Copy out all the lines in the records that include the word "Dashboard".

⁂

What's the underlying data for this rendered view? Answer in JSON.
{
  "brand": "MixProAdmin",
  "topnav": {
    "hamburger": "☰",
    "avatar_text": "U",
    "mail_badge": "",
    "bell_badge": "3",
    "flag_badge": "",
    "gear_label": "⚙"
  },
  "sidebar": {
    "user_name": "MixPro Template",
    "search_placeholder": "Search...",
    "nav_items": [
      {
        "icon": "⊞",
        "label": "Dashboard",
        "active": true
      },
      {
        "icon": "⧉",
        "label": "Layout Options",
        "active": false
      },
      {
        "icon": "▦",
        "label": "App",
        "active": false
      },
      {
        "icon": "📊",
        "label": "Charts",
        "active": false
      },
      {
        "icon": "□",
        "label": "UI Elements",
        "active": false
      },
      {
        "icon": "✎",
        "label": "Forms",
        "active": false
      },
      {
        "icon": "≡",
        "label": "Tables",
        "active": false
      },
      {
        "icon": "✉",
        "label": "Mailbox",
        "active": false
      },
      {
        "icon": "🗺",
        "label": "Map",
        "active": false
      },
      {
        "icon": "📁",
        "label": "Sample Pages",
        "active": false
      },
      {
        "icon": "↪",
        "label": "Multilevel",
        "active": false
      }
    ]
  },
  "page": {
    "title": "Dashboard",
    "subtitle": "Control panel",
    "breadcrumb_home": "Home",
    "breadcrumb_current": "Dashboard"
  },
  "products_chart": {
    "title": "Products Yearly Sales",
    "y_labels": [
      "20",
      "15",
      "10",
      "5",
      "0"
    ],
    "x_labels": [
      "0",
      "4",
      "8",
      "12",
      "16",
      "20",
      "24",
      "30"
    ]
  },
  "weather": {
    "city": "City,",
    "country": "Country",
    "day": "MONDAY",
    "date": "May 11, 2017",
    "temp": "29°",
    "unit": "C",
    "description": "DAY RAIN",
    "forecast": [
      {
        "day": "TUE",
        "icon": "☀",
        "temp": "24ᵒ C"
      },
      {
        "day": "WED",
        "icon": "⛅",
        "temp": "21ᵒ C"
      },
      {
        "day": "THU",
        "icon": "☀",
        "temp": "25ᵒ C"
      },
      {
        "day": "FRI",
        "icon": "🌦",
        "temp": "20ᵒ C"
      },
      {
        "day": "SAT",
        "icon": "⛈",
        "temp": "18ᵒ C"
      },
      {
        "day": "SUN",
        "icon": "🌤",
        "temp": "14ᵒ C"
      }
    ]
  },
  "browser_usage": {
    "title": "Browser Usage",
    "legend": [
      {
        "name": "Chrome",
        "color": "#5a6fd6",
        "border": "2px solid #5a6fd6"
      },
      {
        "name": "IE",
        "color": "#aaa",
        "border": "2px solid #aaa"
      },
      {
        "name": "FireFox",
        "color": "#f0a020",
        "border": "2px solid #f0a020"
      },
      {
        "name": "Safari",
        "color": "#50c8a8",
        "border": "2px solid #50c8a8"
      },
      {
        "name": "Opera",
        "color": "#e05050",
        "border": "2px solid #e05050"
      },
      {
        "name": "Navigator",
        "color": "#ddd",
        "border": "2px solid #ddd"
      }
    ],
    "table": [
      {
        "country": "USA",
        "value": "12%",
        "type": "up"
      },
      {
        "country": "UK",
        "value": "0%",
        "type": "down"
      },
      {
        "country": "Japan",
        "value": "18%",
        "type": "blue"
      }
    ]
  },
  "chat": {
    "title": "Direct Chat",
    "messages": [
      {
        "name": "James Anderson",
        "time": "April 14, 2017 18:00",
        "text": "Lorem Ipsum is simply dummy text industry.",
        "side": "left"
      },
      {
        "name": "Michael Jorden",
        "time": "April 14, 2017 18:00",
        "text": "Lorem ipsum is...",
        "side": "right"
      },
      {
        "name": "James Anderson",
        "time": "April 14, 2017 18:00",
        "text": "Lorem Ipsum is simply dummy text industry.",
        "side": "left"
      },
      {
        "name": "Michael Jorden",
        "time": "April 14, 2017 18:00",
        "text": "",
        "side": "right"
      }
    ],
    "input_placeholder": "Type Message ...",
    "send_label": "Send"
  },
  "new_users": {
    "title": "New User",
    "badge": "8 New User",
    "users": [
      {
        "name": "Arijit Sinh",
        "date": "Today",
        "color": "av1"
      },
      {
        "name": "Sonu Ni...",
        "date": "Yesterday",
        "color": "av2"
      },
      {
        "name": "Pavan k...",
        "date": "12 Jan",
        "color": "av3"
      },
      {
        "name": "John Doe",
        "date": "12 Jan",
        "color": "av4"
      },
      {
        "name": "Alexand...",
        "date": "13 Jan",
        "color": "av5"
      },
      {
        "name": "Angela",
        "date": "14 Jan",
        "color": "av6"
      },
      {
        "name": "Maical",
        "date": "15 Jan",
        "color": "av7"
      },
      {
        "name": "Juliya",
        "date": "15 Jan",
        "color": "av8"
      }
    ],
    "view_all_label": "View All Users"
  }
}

⁂

## REPLY TO THE EXERCISE
        "label": "Dashboard",
    "title": "Dashboard",
    "breadcrumb_current": "Dashboard"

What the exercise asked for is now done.